Recorded data
※
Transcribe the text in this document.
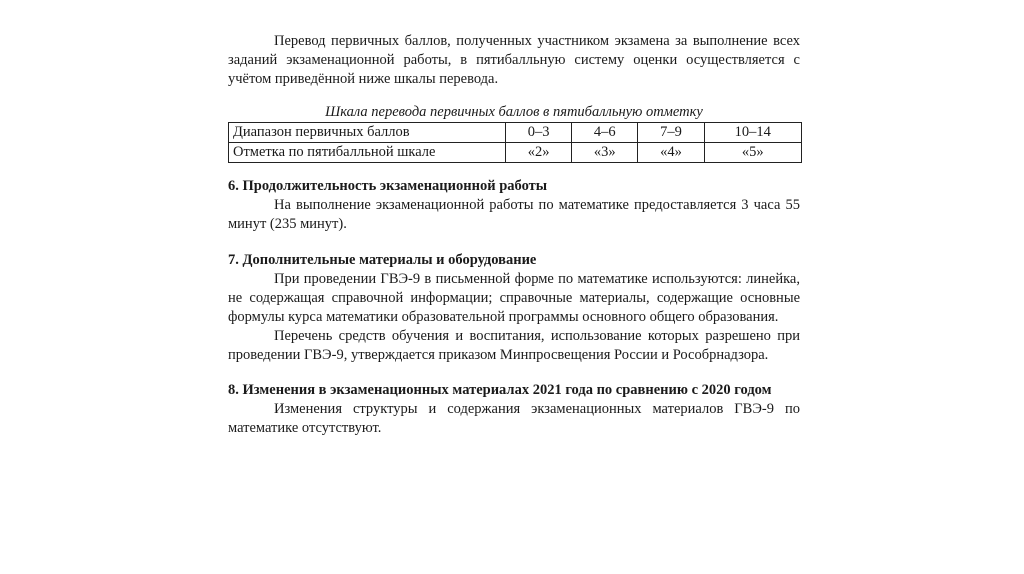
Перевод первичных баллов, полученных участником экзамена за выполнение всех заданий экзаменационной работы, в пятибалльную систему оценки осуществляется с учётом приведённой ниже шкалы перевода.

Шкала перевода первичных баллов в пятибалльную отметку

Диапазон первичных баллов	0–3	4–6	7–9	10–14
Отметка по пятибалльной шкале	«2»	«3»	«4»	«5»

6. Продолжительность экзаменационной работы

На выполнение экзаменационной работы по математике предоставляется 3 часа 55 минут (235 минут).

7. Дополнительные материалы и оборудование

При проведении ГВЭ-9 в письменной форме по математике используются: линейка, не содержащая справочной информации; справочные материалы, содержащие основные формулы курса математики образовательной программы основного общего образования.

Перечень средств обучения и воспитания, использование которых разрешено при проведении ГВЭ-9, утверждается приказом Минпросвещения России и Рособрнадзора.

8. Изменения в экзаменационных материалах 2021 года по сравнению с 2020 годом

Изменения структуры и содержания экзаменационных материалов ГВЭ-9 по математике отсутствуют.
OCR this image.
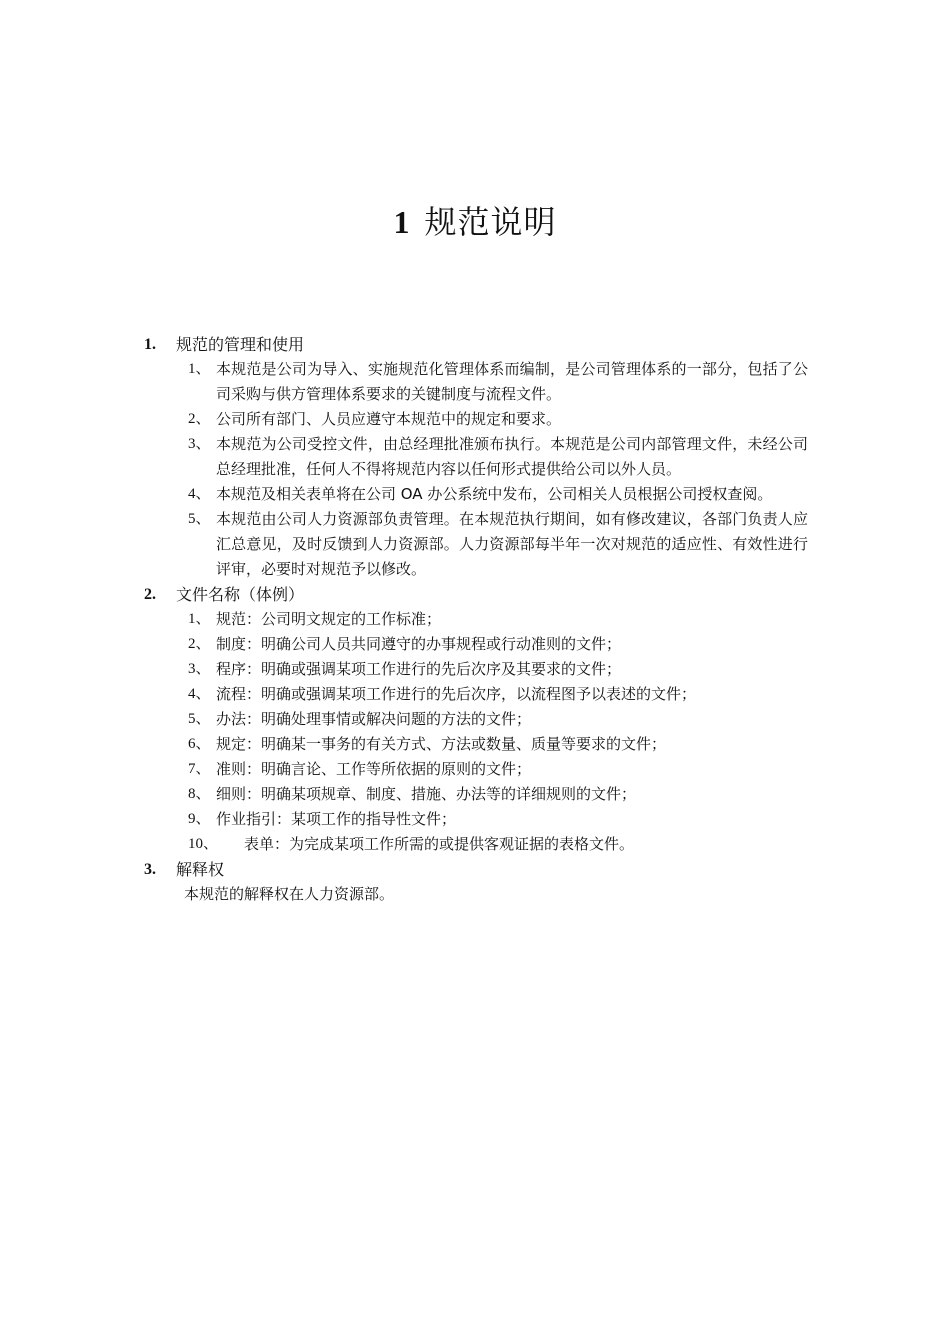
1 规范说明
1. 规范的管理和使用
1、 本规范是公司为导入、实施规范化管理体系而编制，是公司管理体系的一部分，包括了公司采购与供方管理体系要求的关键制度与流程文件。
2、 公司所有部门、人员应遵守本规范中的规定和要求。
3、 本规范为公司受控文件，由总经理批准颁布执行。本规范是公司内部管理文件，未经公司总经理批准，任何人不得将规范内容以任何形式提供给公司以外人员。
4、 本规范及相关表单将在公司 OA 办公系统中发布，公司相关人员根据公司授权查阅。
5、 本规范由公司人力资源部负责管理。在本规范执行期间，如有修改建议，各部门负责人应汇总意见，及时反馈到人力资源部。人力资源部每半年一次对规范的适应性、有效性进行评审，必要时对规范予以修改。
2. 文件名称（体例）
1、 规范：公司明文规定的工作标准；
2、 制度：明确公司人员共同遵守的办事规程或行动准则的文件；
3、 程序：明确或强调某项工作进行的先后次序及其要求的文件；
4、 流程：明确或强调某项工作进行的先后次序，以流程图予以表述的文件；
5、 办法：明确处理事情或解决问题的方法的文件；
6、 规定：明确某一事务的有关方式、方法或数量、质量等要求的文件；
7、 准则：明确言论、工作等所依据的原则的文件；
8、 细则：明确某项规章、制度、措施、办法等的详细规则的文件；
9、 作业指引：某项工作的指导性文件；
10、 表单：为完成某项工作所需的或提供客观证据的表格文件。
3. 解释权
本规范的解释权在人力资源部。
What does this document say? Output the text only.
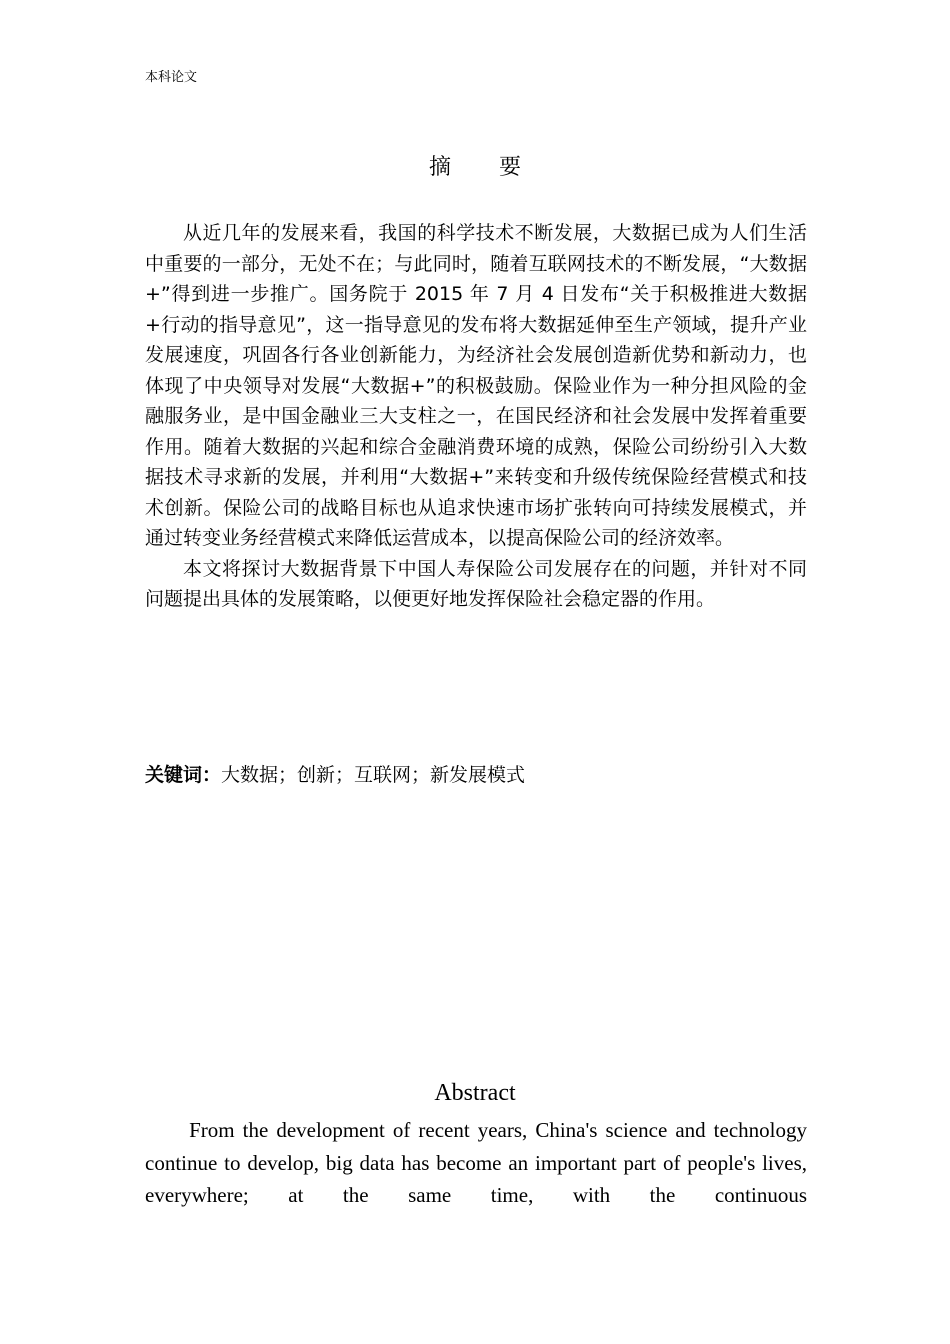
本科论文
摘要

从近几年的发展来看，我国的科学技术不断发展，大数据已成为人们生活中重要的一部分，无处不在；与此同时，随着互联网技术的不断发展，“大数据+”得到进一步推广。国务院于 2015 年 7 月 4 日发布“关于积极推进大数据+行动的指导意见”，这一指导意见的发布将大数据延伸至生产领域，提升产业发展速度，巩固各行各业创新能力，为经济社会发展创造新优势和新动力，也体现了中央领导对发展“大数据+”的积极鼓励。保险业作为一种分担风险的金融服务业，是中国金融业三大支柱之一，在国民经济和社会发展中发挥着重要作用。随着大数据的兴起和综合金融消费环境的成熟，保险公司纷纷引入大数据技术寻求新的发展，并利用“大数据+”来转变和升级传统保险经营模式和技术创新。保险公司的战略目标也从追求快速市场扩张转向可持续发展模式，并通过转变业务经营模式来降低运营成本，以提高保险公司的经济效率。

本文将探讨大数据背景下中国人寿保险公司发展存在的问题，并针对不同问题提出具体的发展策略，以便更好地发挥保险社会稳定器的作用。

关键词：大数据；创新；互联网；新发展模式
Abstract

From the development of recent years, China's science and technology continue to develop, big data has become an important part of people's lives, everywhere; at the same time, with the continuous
※
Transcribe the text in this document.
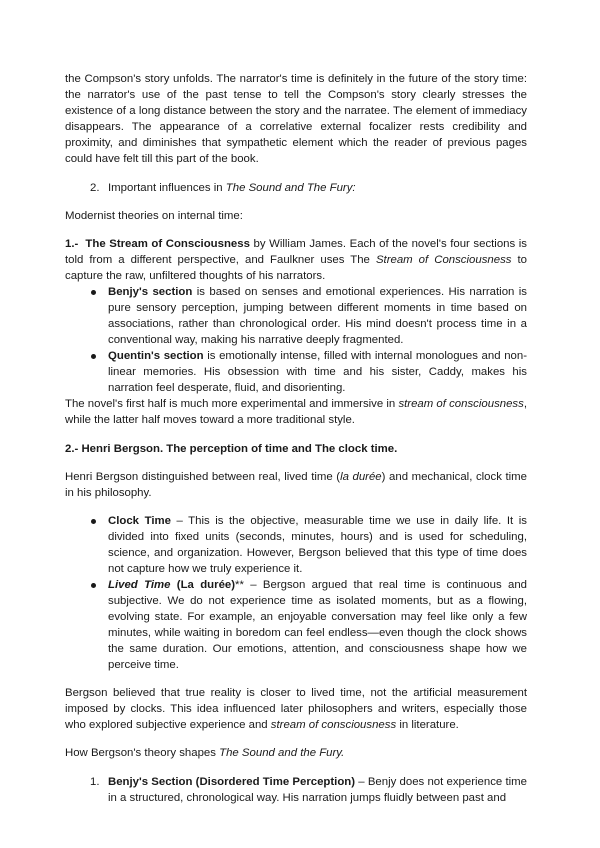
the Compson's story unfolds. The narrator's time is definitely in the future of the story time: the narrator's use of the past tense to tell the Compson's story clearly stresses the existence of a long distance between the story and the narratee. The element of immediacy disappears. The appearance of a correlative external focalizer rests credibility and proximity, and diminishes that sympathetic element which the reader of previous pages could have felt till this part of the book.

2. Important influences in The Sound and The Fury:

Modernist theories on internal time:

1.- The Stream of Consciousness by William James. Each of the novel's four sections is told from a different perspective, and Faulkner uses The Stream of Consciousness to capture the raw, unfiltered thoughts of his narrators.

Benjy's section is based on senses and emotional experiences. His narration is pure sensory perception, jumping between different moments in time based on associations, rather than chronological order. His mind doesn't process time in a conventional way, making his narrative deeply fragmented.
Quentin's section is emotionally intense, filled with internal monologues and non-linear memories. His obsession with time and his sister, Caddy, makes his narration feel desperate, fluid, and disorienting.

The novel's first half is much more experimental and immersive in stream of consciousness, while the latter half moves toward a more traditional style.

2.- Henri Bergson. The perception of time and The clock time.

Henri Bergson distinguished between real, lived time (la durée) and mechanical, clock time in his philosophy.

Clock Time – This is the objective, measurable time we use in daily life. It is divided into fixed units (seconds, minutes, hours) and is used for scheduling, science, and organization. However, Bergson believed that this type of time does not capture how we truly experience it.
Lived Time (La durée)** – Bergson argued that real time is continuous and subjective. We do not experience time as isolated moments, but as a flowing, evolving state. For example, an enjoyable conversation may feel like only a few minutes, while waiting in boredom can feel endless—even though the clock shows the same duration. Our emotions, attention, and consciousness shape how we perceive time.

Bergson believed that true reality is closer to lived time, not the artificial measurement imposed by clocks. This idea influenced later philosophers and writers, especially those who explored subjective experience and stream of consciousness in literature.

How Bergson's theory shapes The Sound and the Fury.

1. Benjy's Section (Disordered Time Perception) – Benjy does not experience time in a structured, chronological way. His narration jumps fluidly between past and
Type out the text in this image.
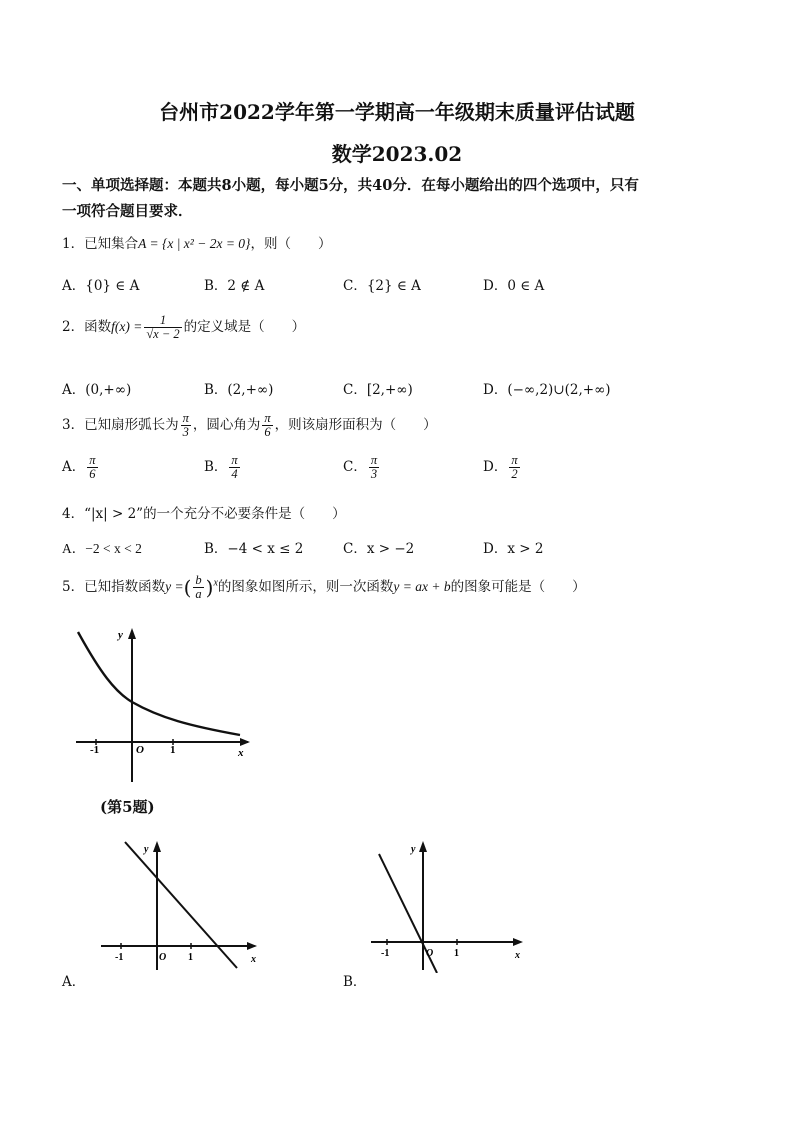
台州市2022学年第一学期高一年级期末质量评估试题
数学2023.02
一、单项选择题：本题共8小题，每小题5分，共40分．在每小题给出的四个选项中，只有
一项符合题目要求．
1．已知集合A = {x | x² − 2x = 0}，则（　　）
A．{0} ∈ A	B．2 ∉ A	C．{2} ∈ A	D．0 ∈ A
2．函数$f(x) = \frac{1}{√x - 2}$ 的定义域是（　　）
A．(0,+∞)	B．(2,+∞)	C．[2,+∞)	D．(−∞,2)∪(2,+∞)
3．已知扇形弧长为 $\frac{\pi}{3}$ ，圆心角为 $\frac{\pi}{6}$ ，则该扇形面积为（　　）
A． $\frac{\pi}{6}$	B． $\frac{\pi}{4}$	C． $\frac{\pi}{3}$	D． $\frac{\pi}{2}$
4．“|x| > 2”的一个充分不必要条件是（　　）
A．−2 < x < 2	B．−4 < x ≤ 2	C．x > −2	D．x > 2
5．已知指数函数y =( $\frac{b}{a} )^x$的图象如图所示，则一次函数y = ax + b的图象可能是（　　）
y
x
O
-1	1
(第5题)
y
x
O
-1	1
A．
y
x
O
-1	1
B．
※
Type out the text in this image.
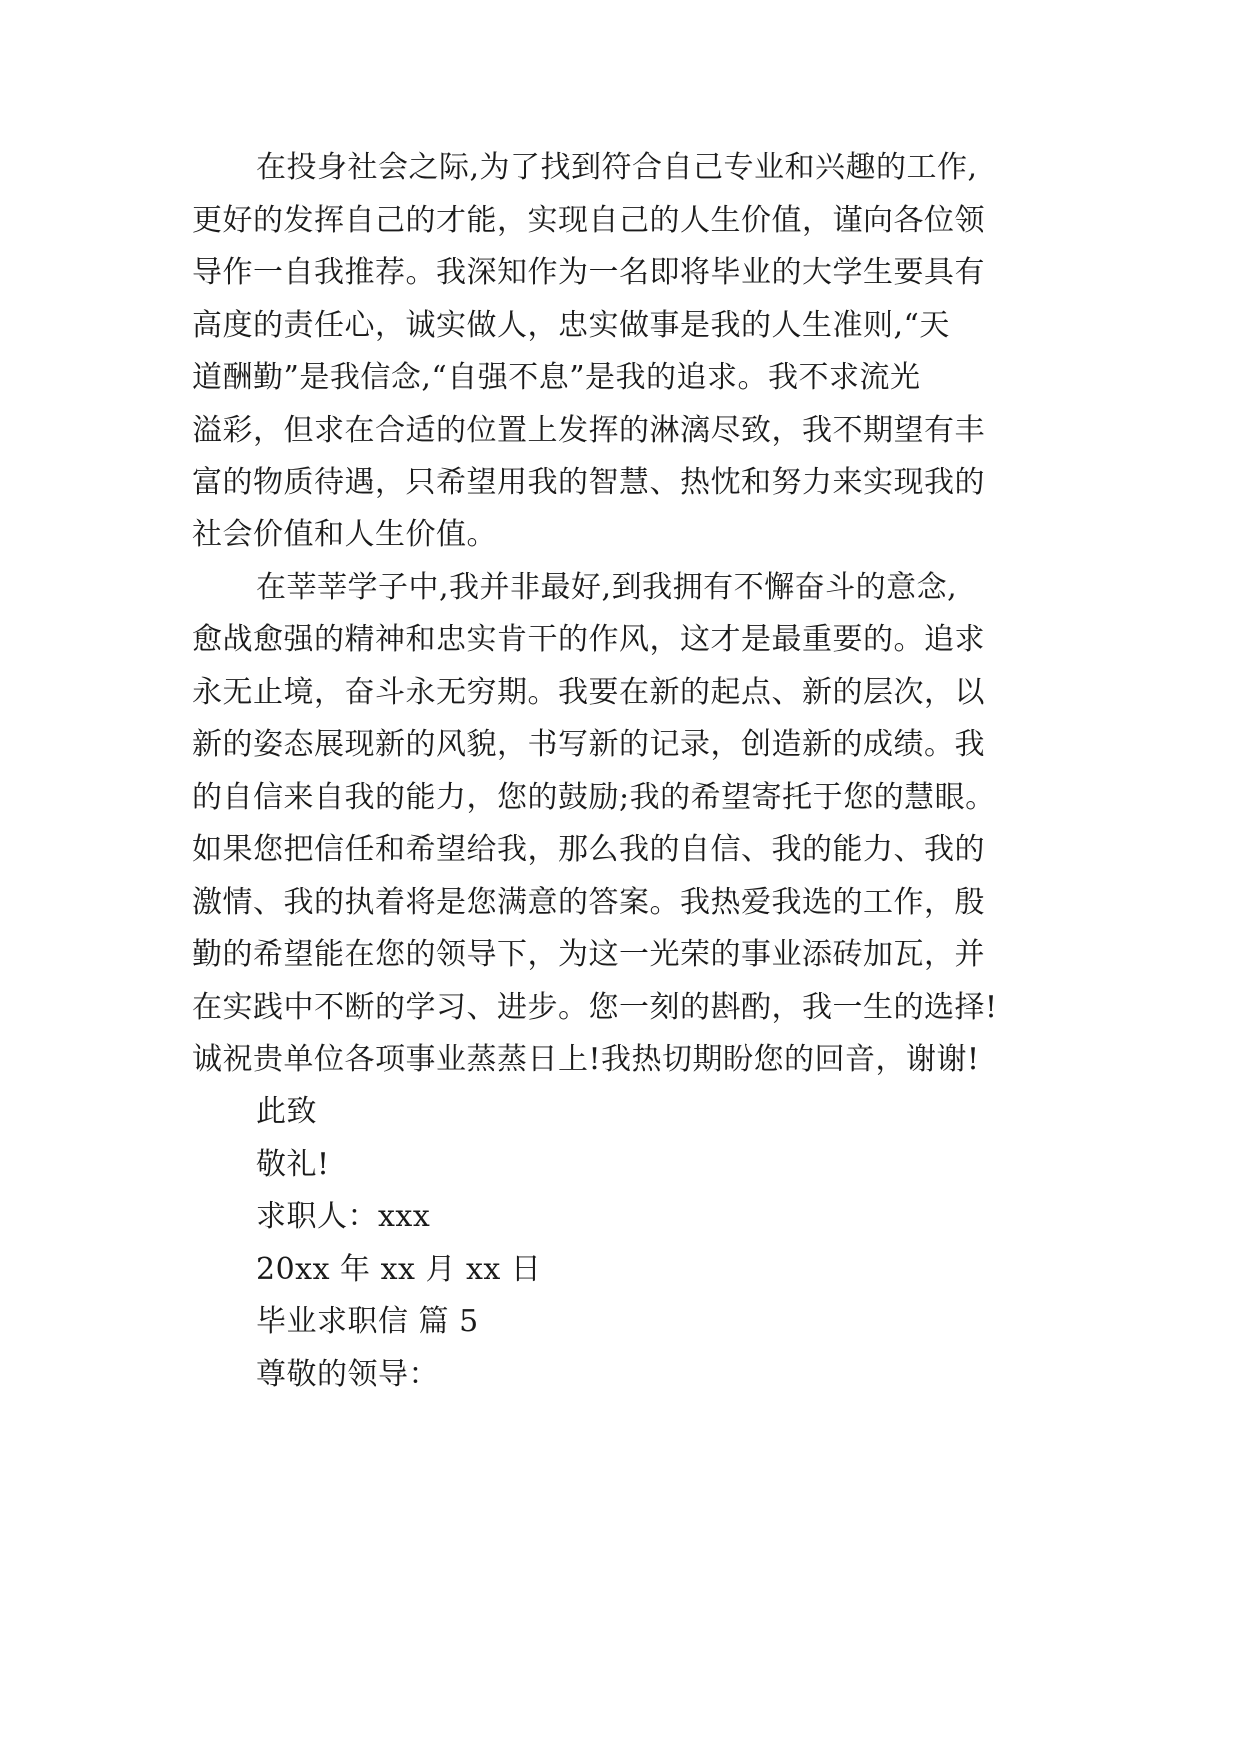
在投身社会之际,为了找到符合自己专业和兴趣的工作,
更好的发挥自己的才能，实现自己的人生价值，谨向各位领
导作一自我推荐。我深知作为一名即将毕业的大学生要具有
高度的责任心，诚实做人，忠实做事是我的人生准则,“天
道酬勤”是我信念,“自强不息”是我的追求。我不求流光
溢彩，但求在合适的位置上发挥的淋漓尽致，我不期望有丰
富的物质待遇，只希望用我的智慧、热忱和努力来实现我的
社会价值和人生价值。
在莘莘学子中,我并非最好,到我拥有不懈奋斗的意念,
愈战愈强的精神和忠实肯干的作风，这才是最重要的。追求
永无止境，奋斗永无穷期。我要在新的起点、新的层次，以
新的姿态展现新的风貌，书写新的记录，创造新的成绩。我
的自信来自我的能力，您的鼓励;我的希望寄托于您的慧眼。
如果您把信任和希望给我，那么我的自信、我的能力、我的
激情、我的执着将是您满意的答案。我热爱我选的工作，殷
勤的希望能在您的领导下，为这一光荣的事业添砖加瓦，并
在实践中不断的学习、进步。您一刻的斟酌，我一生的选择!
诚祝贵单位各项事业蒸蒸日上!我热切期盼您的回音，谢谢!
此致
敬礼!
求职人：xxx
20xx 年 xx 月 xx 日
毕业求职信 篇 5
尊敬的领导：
※
*Given instruction*. Read the data above and pull out each line that holds the string "Sound".

*Full solution*.
2. Important influences in The Sound and The Fury:
How Bergson's theory shapes The Sound and the Fury.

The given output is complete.